READING TEXT ▸
[Start of section]

Really—don’t let me talk you into it.

9 comments

  1. I have become a very strong believer that just because we can do something medically, doesn’t mean we should, necessarily.

  2. Placebo effect works both ways. If you believe something might work, it is a lot more likely to. On the other hand, if you do NOT believe that it will work, or that it would be bad for you, it is a lot LESS likely to have a good outcome.

    Years ago a wise therapist told me that the things we do with good intentions or with love in our hearts are much more likely to be successful. And what we do out of fear is more likely to end badly.

  3. Early in my career as a medical professional I saw a cat that was in terrible shape. I knew – KNEW – that a certain medical path MUST be followed to save that cat. And that if it wasn’t done the cat would die. But the owners wouldn’t let me. So I did just the very minimum that they would allow (and could afford).

[End of section]

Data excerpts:
[Start of section]

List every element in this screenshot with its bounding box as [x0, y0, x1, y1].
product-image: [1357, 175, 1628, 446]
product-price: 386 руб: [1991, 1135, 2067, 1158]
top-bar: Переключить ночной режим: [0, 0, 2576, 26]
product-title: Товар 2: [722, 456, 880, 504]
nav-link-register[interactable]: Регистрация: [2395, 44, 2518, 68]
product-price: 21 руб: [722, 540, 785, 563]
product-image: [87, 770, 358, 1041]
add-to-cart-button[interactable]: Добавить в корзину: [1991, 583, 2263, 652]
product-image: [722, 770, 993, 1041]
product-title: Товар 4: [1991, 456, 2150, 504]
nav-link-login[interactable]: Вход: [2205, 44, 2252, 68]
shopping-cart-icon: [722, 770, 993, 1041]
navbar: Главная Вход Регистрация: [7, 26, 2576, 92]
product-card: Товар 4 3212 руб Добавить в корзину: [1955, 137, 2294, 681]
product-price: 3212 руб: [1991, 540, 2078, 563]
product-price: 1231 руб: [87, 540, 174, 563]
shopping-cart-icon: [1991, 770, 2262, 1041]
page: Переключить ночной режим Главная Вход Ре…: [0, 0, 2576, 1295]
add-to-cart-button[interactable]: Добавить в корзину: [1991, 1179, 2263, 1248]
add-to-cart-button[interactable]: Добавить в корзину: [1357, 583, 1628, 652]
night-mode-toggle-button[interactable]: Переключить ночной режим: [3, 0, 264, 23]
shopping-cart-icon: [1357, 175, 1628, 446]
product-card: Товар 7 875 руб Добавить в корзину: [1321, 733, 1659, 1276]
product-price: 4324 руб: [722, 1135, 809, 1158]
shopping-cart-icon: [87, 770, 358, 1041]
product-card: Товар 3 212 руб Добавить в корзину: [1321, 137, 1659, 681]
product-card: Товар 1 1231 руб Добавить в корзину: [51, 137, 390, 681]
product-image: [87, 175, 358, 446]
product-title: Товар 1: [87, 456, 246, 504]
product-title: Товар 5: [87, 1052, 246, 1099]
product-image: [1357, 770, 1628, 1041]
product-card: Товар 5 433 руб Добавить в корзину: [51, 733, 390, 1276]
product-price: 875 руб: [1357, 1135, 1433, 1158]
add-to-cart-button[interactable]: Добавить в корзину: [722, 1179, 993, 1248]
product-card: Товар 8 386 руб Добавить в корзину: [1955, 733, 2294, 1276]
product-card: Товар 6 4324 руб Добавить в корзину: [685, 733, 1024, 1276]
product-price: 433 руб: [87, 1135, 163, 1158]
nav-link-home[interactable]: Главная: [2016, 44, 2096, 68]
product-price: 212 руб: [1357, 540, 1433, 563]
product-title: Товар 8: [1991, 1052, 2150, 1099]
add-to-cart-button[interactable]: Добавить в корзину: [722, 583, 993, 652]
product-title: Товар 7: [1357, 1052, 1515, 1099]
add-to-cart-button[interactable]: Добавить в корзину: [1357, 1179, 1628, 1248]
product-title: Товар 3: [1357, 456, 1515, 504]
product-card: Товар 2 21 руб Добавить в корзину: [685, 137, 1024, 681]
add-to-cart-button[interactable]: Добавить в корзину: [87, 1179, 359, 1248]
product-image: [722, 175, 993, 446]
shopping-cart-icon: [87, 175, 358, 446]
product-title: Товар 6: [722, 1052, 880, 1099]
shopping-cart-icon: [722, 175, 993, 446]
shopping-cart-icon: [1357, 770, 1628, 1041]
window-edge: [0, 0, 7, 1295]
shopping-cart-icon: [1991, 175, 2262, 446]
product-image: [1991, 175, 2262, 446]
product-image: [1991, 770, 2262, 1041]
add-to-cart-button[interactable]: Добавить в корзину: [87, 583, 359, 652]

[End of section]

ACTIVITIES ▸
a – In the comment thread about medical decisions, what did the wise therapist say happens to things done out of fear?
b – Extend the comment thread about medical decisions, picking up right after its last sentence.
The data excerpts have no connection to the comment thread about medical decisions.

PER-TASK OUTPUTS ▸
a – They are more likely to end badly.

b –
    Imagine my surprise when they brought that cat in several months later, healthy and happy. It was a very humbling moment.

    As I have aged (matured!) I have come to realize that we all have the right to our own decisions. They may be “bad” decisions. But perhaps they are only bad as far as we are concerned, and not for the people making the decisions. People have the right to make “bad” decisions. It is their life. And it is their pet and their money.

    So I practice CYA. I explain myself to the best of my ability and then, if they do not wish to do what I consider best, I document document document it all in my medical records so that they (or their lawyer) cannot come back and say that they were never told. And I have even, on rare occasions, written it down and made the owners sign something stating that they understand and that they are aware of the possible consequences of their decision.

    And then I move on.

    I cannot save the world.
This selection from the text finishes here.